[THE TASK]
Can all of these lines be returned exactly?

---------- SOURCE RECORDS ----------

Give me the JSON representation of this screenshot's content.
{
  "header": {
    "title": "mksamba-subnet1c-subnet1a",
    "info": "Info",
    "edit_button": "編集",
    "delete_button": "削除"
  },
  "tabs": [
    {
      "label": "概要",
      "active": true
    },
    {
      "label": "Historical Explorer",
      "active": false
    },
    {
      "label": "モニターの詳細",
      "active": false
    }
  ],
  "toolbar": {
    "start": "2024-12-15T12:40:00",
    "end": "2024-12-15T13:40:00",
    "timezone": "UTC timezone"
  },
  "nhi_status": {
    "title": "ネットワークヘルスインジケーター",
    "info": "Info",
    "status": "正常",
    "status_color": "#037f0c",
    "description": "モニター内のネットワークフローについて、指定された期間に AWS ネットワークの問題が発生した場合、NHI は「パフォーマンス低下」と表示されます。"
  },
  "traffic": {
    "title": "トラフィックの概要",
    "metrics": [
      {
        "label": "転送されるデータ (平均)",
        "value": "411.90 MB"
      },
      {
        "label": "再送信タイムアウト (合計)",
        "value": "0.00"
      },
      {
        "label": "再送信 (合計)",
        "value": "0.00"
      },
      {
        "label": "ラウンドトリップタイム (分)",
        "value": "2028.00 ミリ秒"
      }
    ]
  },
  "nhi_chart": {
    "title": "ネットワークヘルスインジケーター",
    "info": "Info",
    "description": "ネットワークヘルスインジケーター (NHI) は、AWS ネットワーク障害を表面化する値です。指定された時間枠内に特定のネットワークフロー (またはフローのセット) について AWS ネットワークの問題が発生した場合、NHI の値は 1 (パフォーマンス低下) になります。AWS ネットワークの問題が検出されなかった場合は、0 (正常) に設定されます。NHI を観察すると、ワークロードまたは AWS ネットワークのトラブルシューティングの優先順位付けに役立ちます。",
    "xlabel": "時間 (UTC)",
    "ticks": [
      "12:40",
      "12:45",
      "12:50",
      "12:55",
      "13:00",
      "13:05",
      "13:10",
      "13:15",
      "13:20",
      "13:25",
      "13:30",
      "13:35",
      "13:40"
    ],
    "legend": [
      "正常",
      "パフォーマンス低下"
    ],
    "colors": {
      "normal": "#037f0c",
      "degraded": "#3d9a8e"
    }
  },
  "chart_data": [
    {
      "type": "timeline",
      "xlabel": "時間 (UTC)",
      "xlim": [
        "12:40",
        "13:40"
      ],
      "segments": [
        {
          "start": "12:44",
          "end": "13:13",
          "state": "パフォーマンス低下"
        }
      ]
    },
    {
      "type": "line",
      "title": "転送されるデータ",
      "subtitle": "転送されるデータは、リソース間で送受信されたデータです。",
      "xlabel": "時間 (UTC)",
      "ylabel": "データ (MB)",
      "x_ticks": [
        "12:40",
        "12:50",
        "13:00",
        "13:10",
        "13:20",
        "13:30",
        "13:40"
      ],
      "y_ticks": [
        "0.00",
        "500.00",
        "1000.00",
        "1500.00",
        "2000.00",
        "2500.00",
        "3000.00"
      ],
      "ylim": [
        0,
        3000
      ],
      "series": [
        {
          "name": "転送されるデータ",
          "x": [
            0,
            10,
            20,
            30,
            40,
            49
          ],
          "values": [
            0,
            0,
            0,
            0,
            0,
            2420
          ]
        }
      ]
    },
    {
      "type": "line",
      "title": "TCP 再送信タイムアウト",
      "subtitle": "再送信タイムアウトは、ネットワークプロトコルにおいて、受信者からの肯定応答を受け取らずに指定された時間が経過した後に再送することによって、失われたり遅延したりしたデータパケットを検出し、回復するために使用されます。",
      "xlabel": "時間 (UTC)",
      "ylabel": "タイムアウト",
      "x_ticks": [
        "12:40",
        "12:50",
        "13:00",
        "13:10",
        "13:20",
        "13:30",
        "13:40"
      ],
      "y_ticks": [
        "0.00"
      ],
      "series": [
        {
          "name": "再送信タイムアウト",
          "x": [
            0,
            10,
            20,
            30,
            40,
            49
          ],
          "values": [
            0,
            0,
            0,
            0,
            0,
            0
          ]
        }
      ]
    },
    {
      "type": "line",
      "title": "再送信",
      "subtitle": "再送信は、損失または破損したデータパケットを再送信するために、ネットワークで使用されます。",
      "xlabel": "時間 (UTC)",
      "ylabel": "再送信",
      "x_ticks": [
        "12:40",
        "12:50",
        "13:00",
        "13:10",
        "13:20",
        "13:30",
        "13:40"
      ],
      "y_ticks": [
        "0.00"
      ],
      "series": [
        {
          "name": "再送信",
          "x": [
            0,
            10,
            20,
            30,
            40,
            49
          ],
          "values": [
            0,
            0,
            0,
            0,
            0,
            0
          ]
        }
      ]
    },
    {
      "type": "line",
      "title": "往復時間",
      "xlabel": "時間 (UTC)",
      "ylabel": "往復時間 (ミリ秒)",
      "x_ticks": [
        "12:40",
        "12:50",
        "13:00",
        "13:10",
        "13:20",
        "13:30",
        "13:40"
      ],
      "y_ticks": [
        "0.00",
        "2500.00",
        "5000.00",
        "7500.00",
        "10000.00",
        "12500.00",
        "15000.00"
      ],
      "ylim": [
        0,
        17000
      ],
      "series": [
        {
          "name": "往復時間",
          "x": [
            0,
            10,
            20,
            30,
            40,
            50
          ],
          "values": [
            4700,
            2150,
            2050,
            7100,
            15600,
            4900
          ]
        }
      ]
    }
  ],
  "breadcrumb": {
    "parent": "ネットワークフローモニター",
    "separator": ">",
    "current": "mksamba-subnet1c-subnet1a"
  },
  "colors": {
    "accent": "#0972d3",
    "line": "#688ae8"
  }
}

----------

[EXERCISE OUTPUT]
Give me the JSON representation of this screenshot's content.
{
  "header": {
    "title": "mksamba-subnet1c-subnet1a",
    "info": "Info",
    "edit_button": "編集",
    "delete_button": "削除"
  },
  "tabs": [
    {
      "label": "概要",
      "active": true
    },
    {
      "label": "Historical Explorer",
      "active": false
    },
    {
      "label": "モニターの詳細",
      "active": false
    }
  ],
  "toolbar": {
    "start": "2024-12-15T12:40:00",
    "end": "2024-12-15T13:40:00",
    "timezone": "UTC timezone"
  },
  "nhi_status": {
    "title": "ネットワークヘルスインジケーター",
    "info": "Info",
    "status": "正常",
    "status_color": "#037f0c",
    "description": "モニター内のネットワークフローについて、指定された期間に AWS ネットワークの問題が発生した場合、NHI は「パフォーマンス低下」と表示されます。"
  },
  "traffic": {
    "title": "トラフィックの概要",
    "metrics": [
      {
        "label": "転送されるデータ (平均)",
        "value": "411.90 MB"
      },
      {
        "label": "再送信タイムアウト (合計)",
        "value": "0.00"
      },
      {
        "label": "再送信 (合計)",
        "value": "0.00"
      },
      {
        "label": "ラウンドトリップタイム (分)",
        "value": "2028.00 ミリ秒"
      }
    ]
  },
  "nhi_chart": {
    "title": "ネットワークヘルスインジケーター",
    "info": "Info",
    "description": "ネットワークヘルスインジケーター (NHI) は、AWS ネットワーク障害を表面化する値です。指定された時間枠内に特定のネットワークフロー (またはフローのセット) について AWS ネットワークの問題が発生した場合、NHI の値は 1 (パフォーマンス低下) になります。AWS ネットワークの問題が検出されなかった場合は、0 (正常) に設定されます。NHI を観察すると、ワークロードまたは AWS ネットワークのトラブルシューティングの優先順位付けに役立ちます。",
    "xlabel": "時間 (UTC)",
    "ticks": [
      "12:40",
      "12:45",
      "12:50",
      "12:55",
      "13:00",
      "13:05",
      "13:10",
      "13:15",
      "13:20",
      "13:25",
      "13:30",
      "13:35",
      "13:40"
    ],
    "legend": [
      "正常",
      "パフォーマンス低下"
    ],
    "colors": {
      "normal": "#037f0c",
      "degraded": "#3d9a8e"
    }
  },
  "chart_data": [
    {
      "type": "timeline",
      "xlabel": "時間 (UTC)",
      "xlim": [
        "12:40",
        "13:40"
      ],
      "segments": [
        {
          "start": "12:44",
          "end": "13:13",
          "state": "パフォーマンス低下"
        }
      ]
    },
    {
      "type": "line",
      "title": "転送されるデータ",
      "subtitle": "転送されるデータは、リソース間で送受信されたデータです。",
      "xlabel": "時間 (UTC)",
      "ylabel": "データ (MB)",
      "x_ticks": [
        "12:40",
        "12:50",
        "13:00",
        "13:10",
        "13:20",
        "13:30",
        "13:40"
      ],
      "y_ticks": [
        "0.00",
        "500.00",
        "1000.00",
        "1500.00",
        "2000.00",
        "2500.00",
        "3000.00"
      ],
      "ylim": [
        0,
        3000
      ],
      "series": [
        {
          "name": "転送されるデータ",
          "x": [
            0,
            10,
            20,
            30,
            40,
            49
          ],
          "values": [
            0,
            0,
            0,
            0,
            0,
            2420
          ]
        }
      ]
    },
    {
      "type": "line",
      "title": "TCP 再送信タイムアウト",
      "subtitle": "再送信タイムアウトは、ネットワークプロトコルにおいて、受信者からの肯定応答を受け取らずに指定された時間が経過した後に再送することによって、失われたり遅延したりしたデータパケットを検出し、回復するために使用されます。",
      "xlabel": "時間 (UTC)",
      "ylabel": "タイムアウト",
      "x_ticks": [
        "12:40",
        "12:50",
        "13:00",
        "13:10",
        "13:20",
        "13:30",
        "13:40"
      ],
      "y_ticks": [
        "0.00"
      ],
      "series": [
        {
          "name": "再送信タイムアウト",
          "x": [
            0,
            10,
            20,
            30,
            40,
            49
          ],
          "values": [
            0,
            0,
            0,
            0,
            0,
            0
          ]
        }
      ]
    },
    {
      "type": "line",
      "title": "再送信",
      "subtitle": "再送信は、損失または破損したデータパケットを再送信するために、ネットワークで使用されます。",
      "xlabel": "時間 (UTC)",
      "ylabel": "再送信",
      "x_ticks": [
        "12:40",
        "12:50",
        "13:00",
        "13:10",
        "13:20",
        "13:30",
        "13:40"
      ],
      "y_ticks": [
        "0.00"
      ],
      "series": [
        {
          "name": "再送信",
          "x": [
            0,
            10,
            20,
            30,
            40,
            49
          ],
          "values": [
            0,
            0,
            0,
            0,
            0,
            0
          ]
        }
      ]
    },
    {
      "type": "line",
      "title": "往復時間",
      "xlabel": "時間 (UTC)",
      "ylabel": "往復時間 (ミリ秒)",
      "x_ticks": [
        "12:40",
        "12:50",
        "13:00",
        "13:10",
        "13:20",
        "13:30",
        "13:40"
      ],
      "y_ticks": [
        "0.00",
        "2500.00",
        "5000.00",
        "7500.00",
        "10000.00",
        "12500.00",
        "15000.00"
      ],
      "ylim": [
        0,
        17000
      ],
      "series": [
        {
          "name": "往復時間",
          "x": [
            0,
            10,
            20,
            30,
            40,
            50
          ],
          "values": [
            4700,
            2150,
            2050,
            7100,
            15600,
            4900
          ]
        }
      ]
    }
  ],
  "breadcrumb": {
    "parent": "ネットワークフローモニター",
    "separator": ">",
    "current": "mksamba-subnet1c-subnet1a"
  },
  "colors": {
    "accent": "#0972d3",
    "line": "#688ae8"
  }
}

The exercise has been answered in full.